Gather, from the listing beneath this task, every line holding the string "measure".
○ ○ ○ ○ ○ ○ ○
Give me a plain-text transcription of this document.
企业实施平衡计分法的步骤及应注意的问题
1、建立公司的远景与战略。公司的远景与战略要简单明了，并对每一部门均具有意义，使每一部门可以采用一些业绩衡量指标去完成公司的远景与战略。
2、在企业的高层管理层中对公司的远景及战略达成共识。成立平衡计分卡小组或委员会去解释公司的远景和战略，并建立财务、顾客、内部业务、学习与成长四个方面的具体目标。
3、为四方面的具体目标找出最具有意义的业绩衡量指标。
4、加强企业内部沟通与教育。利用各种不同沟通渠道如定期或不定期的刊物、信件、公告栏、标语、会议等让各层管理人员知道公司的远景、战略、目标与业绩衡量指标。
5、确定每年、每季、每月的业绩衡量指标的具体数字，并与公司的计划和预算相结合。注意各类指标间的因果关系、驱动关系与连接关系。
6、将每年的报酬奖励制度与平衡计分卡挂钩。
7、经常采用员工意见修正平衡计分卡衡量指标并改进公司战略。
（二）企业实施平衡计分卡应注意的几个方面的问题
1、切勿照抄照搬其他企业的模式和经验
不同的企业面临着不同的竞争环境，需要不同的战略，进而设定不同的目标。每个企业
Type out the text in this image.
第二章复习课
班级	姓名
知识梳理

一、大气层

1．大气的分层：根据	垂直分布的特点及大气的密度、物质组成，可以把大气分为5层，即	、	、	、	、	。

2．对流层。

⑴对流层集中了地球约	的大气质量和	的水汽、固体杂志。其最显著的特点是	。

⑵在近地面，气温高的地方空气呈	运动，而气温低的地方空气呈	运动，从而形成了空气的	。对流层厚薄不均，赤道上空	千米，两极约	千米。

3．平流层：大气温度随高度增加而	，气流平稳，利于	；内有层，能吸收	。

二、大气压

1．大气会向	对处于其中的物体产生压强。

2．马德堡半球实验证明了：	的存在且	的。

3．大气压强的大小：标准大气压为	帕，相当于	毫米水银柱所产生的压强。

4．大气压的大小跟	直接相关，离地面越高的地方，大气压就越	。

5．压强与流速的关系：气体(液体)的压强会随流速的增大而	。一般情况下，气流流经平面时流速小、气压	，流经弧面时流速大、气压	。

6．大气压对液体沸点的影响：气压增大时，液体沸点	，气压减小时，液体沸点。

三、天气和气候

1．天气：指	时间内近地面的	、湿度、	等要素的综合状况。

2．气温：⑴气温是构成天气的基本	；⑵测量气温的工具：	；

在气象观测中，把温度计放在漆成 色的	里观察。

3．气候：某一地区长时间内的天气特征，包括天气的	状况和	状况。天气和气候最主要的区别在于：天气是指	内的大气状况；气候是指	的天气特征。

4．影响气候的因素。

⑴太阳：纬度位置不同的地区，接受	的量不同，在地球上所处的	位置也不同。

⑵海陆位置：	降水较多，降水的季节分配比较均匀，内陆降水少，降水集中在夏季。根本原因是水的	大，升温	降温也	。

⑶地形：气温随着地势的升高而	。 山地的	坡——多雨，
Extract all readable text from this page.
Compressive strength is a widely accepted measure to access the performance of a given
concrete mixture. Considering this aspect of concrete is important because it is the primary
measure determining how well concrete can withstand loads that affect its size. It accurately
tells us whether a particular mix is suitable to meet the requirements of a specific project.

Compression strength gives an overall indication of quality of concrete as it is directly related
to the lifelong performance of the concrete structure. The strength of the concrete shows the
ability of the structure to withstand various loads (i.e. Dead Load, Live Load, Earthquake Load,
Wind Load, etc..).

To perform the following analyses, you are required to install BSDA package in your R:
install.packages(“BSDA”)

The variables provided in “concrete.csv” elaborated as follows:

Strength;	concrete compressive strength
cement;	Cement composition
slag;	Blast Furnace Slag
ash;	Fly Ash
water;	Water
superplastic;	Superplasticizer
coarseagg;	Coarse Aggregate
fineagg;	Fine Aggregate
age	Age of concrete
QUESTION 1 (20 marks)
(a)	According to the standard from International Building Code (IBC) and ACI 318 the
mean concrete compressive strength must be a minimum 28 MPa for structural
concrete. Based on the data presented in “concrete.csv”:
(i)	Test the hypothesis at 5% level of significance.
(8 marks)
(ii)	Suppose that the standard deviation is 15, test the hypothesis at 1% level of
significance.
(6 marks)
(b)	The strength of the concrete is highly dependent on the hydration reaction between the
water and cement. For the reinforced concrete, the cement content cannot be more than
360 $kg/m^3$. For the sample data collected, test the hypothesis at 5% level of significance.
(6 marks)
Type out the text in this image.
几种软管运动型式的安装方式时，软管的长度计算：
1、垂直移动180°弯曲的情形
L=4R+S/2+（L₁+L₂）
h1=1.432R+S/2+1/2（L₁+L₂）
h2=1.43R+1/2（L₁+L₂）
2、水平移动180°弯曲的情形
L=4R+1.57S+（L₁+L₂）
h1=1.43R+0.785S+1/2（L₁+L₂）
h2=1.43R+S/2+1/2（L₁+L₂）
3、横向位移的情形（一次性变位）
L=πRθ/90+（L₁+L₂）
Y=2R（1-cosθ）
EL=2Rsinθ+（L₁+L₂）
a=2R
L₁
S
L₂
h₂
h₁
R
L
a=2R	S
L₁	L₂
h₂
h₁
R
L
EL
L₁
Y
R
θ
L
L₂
○ ○ ○ ○ ○ ○ ○
RESULT —
Compressive strength is a widely accepted measure to access the performance of a given
measure determining how well concrete can withstand loads that affect its size. It accurately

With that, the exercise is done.